*Objectives*:
a - Answer these questions from the Linux discussion:
(i) Which tool does one commenter call a much better solution than Linuxconf?
(ii) What standard does one commenter say all Linux distributions comply with?
(iii) According to the commenter who claims the longest use of Linux, which Red Hat version does their experience go back to?
b - Render this sentence from the Linux discussion in Spanish: "It is important that most users can rely on 'pointy-clickey' methods."
c - Reproduce the Linux discussion starting with "While I haven't" and going on through "something up somewhere.".
-- Start Document text --
Linux users now have it far too easy, just hook into a repository for your distro and let it do the work for you.
I gotta agree -- Linux can be as simple or flexible as you want it to be. It's just a matter of your choice of distribution. This guy's post seems to be more a lament of how simple is life used to be. As in, he used to have time to screw around with linux all the time -- now he has to spend his time actually producing, rather than having an excuse to tinker...
Linuxconf was cool, but it had some major holes. I'm here to tell you that Yast by the nature of having far more modules, is a _MUCH_ better solution.
No matter which distro I use, I can rely on the fact that all Linices are POSIX compliant.
It is important that most users can rely on 'pointy-clickey' methods. That creates a bigger user community. OTOH, there will also be those who need more; even though they will always be the minority.
While I haven't done a cluster yet, I have done everything else from embedded up. Old school Linux lives because it is useful/necessary once you leave the bounds of your favorite distro.
The tree of life
boycott slashdot February 10th - 17th check out: altSlashdot.org
linuxconf broke more than it fixed. I had only tried it a handful of times at the urgings of other enthusiasts. I hated having to undue all of the errors it would make on my machine. The idea was great but I still think its just not possible to make a one-size be-all-to-beat-all admin tool for every distro without messing something up somewhere.
I see selecting a linux distro to be kind of like getting married. Sure there are plenty of general rules of thumb that can help you achieve a successful marriage. But those alone aren't enough. You have to get to know your own spouse and their unique needs.
__________________________________
Free your mind - Flush your toilet
I'm probably the person on slashdot who has used linux the longest... yes, redhat goes all the way back to 5.2. I remember learning about NAT when splitting the ethernet with a Y jack didnt get me two internets (i expected a little fade, was all.) Radioshack didnt sell Ethernet signal boosters at the time.
I always get a little upset when someone tells me they are "an expert" at linux, and then tell me they use an old distro full of security holes. A modern ubuntu is going to have way better security because it's new. Further, older linux kernels actually cause damage to the internet with trace levels of malignant packets, from protocols days gone by. http 1.0 is a common example of this, consider the fleets of cloud servers running web 2.0 that have to strain with a hefty http 1.0 connection from a netscrape 4.0 web browser on linux 5.0.
-- End Document text --
-- Start Listed entries --
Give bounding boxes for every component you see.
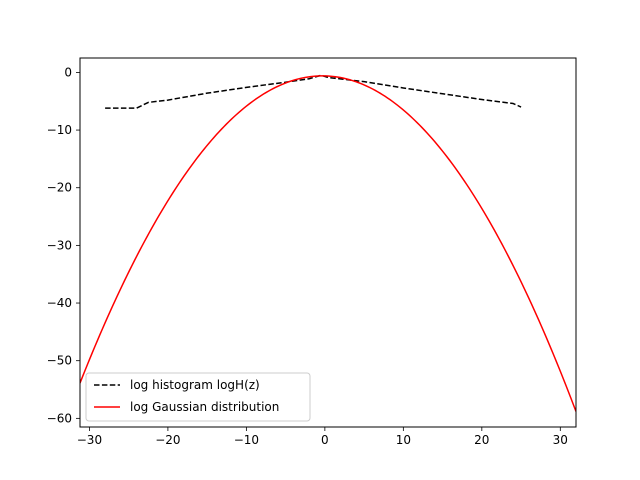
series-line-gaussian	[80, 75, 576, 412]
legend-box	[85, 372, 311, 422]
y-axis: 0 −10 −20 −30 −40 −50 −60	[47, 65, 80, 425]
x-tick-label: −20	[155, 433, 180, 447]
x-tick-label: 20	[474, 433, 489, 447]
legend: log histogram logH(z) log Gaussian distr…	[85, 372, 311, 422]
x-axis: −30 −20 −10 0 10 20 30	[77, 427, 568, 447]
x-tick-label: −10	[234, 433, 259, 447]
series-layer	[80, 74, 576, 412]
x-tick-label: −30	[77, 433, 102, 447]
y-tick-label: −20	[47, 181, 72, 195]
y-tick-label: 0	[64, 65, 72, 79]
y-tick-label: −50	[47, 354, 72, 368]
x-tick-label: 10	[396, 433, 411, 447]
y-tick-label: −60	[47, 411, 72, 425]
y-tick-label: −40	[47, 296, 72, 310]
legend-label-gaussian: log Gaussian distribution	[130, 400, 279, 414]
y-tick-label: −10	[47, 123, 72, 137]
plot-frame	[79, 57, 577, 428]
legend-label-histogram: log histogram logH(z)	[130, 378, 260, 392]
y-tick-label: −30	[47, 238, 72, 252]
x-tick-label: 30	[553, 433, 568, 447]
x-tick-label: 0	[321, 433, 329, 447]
-- End Listed entries --
*Expected responses*:
a -
(i) Yast
(ii) POSIX
(iii) 5.2

b - Es importante que la mayoría de los usuarios puedan confiar en los métodos de "apuntar y hacer clic".

c -
While I haven't done a cluster yet, I have done everything else from embedded up. Old school Linux lives because it is useful/necessary once you leave the bounds of your favorite distro.
The tree of life
boycott slashdot February 10th - 17th check out: altSlashdot.org
linuxconf broke more than it fixed. I had only tried it a handful of times at the urgings of other enthusiasts. I hated having to undue all of the errors it would make on my machine. The idea was great but I still think its just not possible to make a one-size be-all-to-beat-all admin tool for every distro without messing something up somewhere.